* **REQUIREMENT**: Repeat the records below exactly as they appear.

* **EXERCISE MATERIALS**:
Segment Open

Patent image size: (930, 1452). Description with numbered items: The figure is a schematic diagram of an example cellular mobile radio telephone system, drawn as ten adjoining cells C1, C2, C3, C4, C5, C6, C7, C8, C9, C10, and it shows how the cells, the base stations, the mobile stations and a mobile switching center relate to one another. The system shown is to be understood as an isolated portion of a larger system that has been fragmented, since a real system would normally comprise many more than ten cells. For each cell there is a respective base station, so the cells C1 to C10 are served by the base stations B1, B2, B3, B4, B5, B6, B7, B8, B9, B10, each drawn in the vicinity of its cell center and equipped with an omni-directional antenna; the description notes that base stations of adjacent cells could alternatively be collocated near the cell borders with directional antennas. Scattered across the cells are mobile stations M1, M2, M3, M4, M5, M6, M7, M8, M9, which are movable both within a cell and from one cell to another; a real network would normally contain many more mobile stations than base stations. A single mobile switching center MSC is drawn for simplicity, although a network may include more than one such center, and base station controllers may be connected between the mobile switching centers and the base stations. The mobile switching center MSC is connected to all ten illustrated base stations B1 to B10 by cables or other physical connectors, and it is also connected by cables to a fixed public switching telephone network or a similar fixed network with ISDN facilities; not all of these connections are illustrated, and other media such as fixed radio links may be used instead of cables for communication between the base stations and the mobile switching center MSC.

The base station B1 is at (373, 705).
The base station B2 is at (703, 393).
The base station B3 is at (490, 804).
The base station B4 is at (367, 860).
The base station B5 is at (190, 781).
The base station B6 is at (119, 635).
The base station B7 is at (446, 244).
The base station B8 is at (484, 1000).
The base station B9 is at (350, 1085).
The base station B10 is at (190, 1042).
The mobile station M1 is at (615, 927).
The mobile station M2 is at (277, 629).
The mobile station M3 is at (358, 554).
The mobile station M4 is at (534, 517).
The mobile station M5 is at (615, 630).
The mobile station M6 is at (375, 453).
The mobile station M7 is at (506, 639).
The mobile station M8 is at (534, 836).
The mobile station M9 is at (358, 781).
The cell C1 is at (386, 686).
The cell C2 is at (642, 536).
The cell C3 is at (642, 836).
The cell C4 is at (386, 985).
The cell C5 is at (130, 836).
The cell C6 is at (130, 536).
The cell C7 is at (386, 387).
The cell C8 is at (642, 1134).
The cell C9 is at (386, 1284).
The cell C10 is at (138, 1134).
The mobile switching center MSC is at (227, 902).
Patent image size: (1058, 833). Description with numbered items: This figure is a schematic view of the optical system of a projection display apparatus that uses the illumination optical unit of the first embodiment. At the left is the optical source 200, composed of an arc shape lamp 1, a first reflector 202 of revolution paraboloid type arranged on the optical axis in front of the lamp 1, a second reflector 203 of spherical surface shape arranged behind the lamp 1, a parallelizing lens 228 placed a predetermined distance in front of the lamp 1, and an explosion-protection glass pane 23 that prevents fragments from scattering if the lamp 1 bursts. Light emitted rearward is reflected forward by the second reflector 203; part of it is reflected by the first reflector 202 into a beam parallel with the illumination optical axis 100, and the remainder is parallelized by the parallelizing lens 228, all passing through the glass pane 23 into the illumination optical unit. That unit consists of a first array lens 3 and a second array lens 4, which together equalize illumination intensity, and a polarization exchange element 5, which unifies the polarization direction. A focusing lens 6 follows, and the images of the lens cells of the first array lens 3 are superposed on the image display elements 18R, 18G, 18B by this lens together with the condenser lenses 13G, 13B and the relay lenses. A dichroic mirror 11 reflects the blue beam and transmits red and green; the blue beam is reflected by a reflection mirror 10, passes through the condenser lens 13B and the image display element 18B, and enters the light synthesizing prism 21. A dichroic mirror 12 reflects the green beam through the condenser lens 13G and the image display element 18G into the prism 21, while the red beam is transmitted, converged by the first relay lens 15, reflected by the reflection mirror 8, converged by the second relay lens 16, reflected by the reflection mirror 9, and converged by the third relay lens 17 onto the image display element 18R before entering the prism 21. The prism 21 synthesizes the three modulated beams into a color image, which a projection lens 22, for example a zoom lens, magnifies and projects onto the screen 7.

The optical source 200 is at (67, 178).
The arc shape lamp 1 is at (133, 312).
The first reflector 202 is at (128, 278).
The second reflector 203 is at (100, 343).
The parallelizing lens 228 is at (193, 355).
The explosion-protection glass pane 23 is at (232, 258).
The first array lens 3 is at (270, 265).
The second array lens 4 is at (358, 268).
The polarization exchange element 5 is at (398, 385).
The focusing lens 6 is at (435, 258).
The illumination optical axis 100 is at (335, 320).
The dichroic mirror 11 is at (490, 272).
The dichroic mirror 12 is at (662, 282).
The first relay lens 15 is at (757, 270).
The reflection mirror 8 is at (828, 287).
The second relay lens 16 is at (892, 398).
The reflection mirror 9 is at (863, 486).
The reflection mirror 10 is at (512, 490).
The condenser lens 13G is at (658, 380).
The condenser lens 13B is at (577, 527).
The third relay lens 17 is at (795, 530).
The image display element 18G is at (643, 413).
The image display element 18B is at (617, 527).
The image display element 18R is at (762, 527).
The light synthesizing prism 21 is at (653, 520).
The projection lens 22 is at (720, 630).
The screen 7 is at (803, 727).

Segment Closed

* **RESPONSE FOR THIS EXERCISE**:
Patent image size: (930, 1452). Description with numbered items: The figure is a schematic diagram of an example cellular mobile radio telephone system, drawn as ten adjoining cells C1, C2, C3, C4, C5, C6, C7, C8, C9, C10, and it shows how the cells, the base stations, the mobile stations and a mobile switching center relate to one another. The system shown is to be understood as an isolated portion of a larger system that has been fragmented, since a real system would normally comprise many more than ten cells. For each cell there is a respective base station, so the cells C1 to C10 are served by the base stations B1, B2, B3, B4, B5, B6, B7, B8, B9, B10, each drawn in the vicinity of its cell center and equipped with an omni-directional antenna; the description notes that base stations of adjacent cells could alternatively be collocated near the cell borders with directional antennas. Scattered across the cells are mobile stations M1, M2, M3, M4, M5, M6, M7, M8, M9, which are movable both within a cell and from one cell to another; a real network would normally contain many more mobile stations than base stations. A single mobile switching center MSC is drawn for simplicity, although a network may include more than one such center, and base station controllers may be connected between the mobile switching centers and the base stations. The mobile switching center MSC is connected to all ten illustrated base stations B1 to B10 by cables or other physical connectors, and it is also connected by cables to a fixed public switching telephone network or a similar fixed network with ISDN facilities; not all of these connections are illustrated, and other media such as fixed radio links may be used instead of cables for communication between the base stations and the mobile switching center MSC.

The base station B1 is at (373, 705).
The base station B2 is at (703, 393).
The base station B3 is at (490, 804).
The base station B4 is at (367, 860).
The base station B5 is at (190, 781).
The base station B6 is at (119, 635).
The base station B7 is at (446, 244).
The base station B8 is at (484, 1000).
The base station B9 is at (350, 1085).
The base station B10 is at (190, 1042).
The mobile station M1 is at (615, 927).
The mobile station M2 is at (277, 629).
The mobile station M3 is at (358, 554).
The mobile station M4 is at (534, 517).
The mobile station M5 is at (615, 630).
The mobile station M6 is at (375, 453).
The mobile station M7 is at (506, 639).
The mobile station M8 is at (534, 836).
The mobile station M9 is at (358, 781).
The cell C1 is at (386, 686).
The cell C2 is at (642, 536).
The cell C3 is at (642, 836).
The cell C4 is at (386, 985).
The cell C5 is at (130, 836).
The cell C6 is at (130, 536).
The cell C7 is at (386, 387).
The cell C8 is at (642, 1134).
The cell C9 is at (386, 1284).
The cell C10 is at (138, 1134).
The mobile switching center MSC is at (227, 902).
Patent image size: (1058, 833). Description with numbered items: This figure is a schematic view of the optical system of a projection display apparatus that uses the illumination optical unit of the first embodiment. At the left is the optical source 200, composed of an arc shape lamp 1, a first reflector 202 of revolution paraboloid type arranged on the optical axis in front of the lamp 1, a second reflector 203 of spherical surface shape arranged behind the lamp 1, a parallelizing lens 228 placed a predetermined distance in front of the lamp 1, and an explosion-protection glass pane 23 that prevents fragments from scattering if the lamp 1 bursts. Light emitted rearward is reflected forward by the second reflector 203; part of it is reflected by the first reflector 202 into a beam parallel with the illumination optical axis 100, and the remainder is parallelized by the parallelizing lens 228, all passing through the glass pane 23 into the illumination optical unit. That unit consists of a first array lens 3 and a second array lens 4, which together equalize illumination intensity, and a polarization exchange element 5, which unifies the polarization direction. A focusing lens 6 follows, and the images of the lens cells of the first array lens 3 are superposed on the image display elements 18R, 18G, 18B by this lens together with the condenser lenses 13G, 13B and the relay lenses. A dichroic mirror 11 reflects the blue beam and transmits red and green; the blue beam is reflected by a reflection mirror 10, passes through the condenser lens 13B and the image display element 18B, and enters the light synthesizing prism 21. A dichroic mirror 12 reflects the green beam through the condenser lens 13G and the image display element 18G into the prism 21, while the red beam is transmitted, converged by the first relay lens 15, reflected by the reflection mirror 8, converged by the second relay lens 16, reflected by the reflection mirror 9, and converged by the third relay lens 17 onto the image display element 18R before entering the prism 21. The prism 21 synthesizes the three modulated beams into a color image, which a projection lens 22, for example a zoom lens, magnifies and projects onto the screen 7.

The optical source 200 is at (67, 178).
The arc shape lamp 1 is at (133, 312).
The first reflector 202 is at (128, 278).
The second reflector 203 is at (100, 343).
The parallelizing lens 228 is at (193, 355).
The explosion-protection glass pane 23 is at (232, 258).
The first array lens 3 is at (270, 265).
The second array lens 4 is at (358, 268).
The polarization exchange element 5 is at (398, 385).
The focusing lens 6 is at (435, 258).
The illumination optical axis 100 is at (335, 320).
The dichroic mirror 11 is at (490, 272).
The dichroic mirror 12 is at (662, 282).
The first relay lens 15 is at (757, 270).
The reflection mirror 8 is at (828, 287).
The second relay lens 16 is at (892, 398).
The reflection mirror 9 is at (863, 486).
The reflection mirror 10 is at (512, 490).
The condenser lens 13G is at (658, 380).
The condenser lens 13B is at (577, 527).
The third relay lens 17 is at (795, 530).
The image display element 18G is at (643, 413).
The image display element 18B is at (617, 527).
The image display element 18R is at (762, 527).
The light synthesizing prism 21 is at (653, 520).
The projection lens 22 is at (720, 630).
The screen 7 is at (803, 727).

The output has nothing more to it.